Tally the lines in the listing below that include "name". Answer with the count and nothing more.

[Records that describe figures]
»»
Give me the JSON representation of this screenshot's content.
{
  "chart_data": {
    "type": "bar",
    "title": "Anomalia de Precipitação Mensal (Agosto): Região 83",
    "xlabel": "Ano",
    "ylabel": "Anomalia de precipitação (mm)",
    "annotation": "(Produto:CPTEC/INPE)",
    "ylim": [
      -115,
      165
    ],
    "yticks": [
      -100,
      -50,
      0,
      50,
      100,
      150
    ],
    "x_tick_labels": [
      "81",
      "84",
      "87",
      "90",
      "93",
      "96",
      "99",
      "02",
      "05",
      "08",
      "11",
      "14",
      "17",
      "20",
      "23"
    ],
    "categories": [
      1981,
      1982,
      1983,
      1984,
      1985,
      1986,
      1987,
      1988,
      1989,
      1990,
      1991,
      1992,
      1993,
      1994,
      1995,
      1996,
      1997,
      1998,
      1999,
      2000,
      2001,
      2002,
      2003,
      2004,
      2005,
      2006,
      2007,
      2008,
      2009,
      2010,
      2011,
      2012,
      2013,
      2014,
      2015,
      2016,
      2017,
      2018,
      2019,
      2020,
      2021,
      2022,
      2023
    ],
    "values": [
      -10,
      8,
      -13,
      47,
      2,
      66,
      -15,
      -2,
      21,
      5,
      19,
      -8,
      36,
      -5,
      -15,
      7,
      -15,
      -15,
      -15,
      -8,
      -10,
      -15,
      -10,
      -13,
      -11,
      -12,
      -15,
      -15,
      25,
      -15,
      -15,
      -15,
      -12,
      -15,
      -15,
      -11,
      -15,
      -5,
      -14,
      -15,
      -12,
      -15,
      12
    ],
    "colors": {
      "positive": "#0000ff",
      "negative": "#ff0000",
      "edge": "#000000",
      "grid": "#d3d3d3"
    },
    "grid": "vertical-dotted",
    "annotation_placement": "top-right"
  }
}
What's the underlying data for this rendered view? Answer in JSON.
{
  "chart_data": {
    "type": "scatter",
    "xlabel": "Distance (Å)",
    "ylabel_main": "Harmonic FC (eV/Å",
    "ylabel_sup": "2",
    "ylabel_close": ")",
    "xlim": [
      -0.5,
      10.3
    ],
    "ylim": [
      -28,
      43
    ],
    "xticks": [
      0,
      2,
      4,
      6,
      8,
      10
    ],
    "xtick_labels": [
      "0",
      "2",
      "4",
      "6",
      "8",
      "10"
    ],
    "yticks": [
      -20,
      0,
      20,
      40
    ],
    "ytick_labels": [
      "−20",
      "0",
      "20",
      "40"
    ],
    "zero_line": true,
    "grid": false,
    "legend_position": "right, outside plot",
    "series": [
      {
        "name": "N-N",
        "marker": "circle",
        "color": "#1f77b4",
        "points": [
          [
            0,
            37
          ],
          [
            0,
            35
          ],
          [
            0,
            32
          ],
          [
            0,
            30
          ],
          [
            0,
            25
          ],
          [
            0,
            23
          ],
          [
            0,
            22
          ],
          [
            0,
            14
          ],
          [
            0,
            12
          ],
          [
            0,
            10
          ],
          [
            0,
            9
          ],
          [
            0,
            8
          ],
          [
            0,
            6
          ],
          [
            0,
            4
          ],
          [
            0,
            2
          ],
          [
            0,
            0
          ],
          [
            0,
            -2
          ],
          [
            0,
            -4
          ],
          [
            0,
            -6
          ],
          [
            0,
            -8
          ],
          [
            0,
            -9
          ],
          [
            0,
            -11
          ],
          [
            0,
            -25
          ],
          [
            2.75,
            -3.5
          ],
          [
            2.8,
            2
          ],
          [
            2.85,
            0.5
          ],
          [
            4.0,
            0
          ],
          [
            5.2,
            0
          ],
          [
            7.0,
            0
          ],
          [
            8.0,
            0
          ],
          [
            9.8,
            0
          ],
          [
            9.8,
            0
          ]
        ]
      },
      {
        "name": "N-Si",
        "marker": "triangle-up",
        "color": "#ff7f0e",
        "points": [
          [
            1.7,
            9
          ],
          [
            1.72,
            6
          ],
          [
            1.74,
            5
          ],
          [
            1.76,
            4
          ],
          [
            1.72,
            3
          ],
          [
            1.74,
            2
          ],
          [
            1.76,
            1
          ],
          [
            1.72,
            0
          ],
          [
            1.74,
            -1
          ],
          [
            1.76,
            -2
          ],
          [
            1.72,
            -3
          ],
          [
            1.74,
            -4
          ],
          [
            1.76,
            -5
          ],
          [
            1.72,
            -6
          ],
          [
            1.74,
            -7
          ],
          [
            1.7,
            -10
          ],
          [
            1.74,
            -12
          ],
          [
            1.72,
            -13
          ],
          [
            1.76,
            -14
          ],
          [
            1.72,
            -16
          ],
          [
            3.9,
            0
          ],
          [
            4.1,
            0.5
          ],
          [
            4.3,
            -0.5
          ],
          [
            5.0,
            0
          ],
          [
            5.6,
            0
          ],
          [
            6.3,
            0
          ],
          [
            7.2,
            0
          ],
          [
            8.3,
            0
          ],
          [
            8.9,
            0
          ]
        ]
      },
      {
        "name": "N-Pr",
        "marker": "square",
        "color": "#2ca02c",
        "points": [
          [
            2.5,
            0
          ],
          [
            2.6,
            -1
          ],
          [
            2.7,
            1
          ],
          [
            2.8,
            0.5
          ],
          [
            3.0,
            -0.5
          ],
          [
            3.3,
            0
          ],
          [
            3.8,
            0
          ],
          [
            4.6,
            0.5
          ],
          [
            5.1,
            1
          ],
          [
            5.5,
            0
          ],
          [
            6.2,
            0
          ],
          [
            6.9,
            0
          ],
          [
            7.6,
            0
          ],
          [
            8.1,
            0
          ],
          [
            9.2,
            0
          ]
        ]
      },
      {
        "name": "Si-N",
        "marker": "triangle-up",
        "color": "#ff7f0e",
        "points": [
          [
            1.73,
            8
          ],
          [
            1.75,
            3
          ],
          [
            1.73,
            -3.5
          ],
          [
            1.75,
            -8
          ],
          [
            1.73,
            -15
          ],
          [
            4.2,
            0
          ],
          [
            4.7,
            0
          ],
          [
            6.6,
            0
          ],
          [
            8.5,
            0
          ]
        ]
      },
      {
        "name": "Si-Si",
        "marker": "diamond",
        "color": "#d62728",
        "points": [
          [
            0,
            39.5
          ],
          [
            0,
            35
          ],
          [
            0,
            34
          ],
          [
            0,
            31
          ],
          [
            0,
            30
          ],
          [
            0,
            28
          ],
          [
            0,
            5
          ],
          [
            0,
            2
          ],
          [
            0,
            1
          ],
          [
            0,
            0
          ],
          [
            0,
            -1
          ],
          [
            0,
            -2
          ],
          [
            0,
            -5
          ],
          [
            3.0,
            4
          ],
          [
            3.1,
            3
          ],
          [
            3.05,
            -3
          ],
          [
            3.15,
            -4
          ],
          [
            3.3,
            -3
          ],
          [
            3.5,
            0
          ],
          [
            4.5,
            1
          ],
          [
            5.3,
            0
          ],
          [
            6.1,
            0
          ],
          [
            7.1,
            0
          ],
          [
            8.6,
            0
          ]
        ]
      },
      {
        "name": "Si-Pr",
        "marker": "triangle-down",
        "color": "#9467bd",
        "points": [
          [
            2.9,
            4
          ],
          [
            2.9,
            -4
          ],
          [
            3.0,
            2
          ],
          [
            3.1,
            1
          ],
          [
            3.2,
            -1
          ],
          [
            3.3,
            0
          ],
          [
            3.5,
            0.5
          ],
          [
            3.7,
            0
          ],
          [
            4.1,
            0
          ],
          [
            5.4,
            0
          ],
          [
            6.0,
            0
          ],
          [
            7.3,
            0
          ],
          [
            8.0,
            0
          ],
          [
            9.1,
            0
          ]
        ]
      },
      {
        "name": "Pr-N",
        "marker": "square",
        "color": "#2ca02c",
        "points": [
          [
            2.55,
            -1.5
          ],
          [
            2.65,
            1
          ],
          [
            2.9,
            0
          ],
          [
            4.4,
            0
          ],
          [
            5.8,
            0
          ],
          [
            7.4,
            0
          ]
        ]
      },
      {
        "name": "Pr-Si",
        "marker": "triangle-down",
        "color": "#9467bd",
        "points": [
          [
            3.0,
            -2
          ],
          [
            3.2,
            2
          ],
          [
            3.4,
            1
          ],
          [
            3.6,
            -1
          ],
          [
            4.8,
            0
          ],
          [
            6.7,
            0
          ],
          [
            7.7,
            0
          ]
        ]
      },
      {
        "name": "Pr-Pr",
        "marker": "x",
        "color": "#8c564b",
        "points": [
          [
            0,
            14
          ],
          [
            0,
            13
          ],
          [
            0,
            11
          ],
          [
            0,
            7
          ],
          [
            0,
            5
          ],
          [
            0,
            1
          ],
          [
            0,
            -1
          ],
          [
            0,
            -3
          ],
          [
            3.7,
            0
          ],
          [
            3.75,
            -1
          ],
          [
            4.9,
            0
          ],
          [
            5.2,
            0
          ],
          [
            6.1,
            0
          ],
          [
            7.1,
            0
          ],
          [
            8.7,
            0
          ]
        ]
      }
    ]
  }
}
««
*WRITTEN SOLUTION:* 9